**THE TASK**
From the listing below, pick out each line with the word "환자복을".

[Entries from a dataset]
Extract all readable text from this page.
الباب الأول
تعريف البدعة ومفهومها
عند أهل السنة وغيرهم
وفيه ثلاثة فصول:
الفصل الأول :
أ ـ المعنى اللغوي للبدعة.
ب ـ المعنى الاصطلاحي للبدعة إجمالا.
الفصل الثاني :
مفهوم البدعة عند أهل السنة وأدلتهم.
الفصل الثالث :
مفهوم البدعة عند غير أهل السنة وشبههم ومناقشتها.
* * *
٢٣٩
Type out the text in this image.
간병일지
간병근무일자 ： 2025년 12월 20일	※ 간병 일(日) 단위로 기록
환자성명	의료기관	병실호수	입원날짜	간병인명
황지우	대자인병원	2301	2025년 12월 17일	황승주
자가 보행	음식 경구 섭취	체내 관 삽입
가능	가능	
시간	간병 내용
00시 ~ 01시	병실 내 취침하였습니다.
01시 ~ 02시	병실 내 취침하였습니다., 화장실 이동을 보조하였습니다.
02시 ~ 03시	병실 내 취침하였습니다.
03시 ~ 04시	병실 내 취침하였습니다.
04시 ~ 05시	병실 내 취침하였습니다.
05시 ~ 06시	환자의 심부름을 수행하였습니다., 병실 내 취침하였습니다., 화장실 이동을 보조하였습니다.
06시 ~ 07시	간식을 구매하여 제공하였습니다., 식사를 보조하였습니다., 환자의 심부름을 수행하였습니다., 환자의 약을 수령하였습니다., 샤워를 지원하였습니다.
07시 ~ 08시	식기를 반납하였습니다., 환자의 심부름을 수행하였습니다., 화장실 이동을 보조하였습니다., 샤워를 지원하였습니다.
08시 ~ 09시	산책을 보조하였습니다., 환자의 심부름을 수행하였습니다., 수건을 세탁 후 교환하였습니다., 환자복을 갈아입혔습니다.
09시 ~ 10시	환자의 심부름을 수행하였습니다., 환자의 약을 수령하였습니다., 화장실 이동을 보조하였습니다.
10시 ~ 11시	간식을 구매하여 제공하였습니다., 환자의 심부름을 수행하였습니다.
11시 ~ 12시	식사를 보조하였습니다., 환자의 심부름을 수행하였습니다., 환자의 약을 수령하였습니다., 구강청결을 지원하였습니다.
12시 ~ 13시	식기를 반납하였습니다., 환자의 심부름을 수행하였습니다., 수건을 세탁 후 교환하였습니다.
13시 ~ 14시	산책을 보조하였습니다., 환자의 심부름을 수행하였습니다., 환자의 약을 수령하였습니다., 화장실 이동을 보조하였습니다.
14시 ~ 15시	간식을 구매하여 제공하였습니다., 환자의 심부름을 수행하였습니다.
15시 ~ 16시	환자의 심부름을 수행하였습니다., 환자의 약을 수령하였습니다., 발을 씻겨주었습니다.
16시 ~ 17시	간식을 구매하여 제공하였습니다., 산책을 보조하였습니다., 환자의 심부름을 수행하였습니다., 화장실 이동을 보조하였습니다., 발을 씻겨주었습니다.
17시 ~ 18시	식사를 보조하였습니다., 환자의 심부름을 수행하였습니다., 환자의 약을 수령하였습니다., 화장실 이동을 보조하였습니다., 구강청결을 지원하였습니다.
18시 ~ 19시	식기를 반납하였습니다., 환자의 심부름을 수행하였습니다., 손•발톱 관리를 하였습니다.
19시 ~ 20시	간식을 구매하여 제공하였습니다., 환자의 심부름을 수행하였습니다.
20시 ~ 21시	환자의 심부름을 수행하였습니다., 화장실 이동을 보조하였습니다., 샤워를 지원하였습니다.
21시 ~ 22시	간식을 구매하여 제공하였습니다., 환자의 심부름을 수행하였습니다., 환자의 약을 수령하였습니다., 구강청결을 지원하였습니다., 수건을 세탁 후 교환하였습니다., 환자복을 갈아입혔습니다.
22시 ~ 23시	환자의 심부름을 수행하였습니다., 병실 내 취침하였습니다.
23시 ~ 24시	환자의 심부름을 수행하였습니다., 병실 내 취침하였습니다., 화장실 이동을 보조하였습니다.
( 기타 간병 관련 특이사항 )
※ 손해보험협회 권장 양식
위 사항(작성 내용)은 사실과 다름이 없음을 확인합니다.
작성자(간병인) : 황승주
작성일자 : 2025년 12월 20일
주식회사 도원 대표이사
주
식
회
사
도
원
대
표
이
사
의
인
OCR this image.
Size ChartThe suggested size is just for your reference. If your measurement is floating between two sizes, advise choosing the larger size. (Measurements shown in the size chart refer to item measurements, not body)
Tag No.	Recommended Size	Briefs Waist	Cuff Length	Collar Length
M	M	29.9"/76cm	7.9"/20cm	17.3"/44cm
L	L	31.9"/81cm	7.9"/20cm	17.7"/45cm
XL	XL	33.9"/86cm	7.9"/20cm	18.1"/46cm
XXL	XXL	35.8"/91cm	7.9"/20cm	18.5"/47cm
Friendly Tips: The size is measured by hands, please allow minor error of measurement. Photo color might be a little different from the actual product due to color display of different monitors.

**CORRECT OUTPUT**
08시 ~ 09시	산책을 보조하였습니다., 환자의 심부름을 수행하였습니다., 수건을 세탁 후 교환하였습니다., 환자복을 갈아입혔습니다.
21시 ~ 22시	간식을 구매하여 제공하였습니다., 환자의 심부름을 수행하였습니다., 환자의 약을 수령하였습니다., 구강청결을 지원하였습니다., 수건을 세탁 후 교환하였습니다., 환자복을 갈아입혔습니다.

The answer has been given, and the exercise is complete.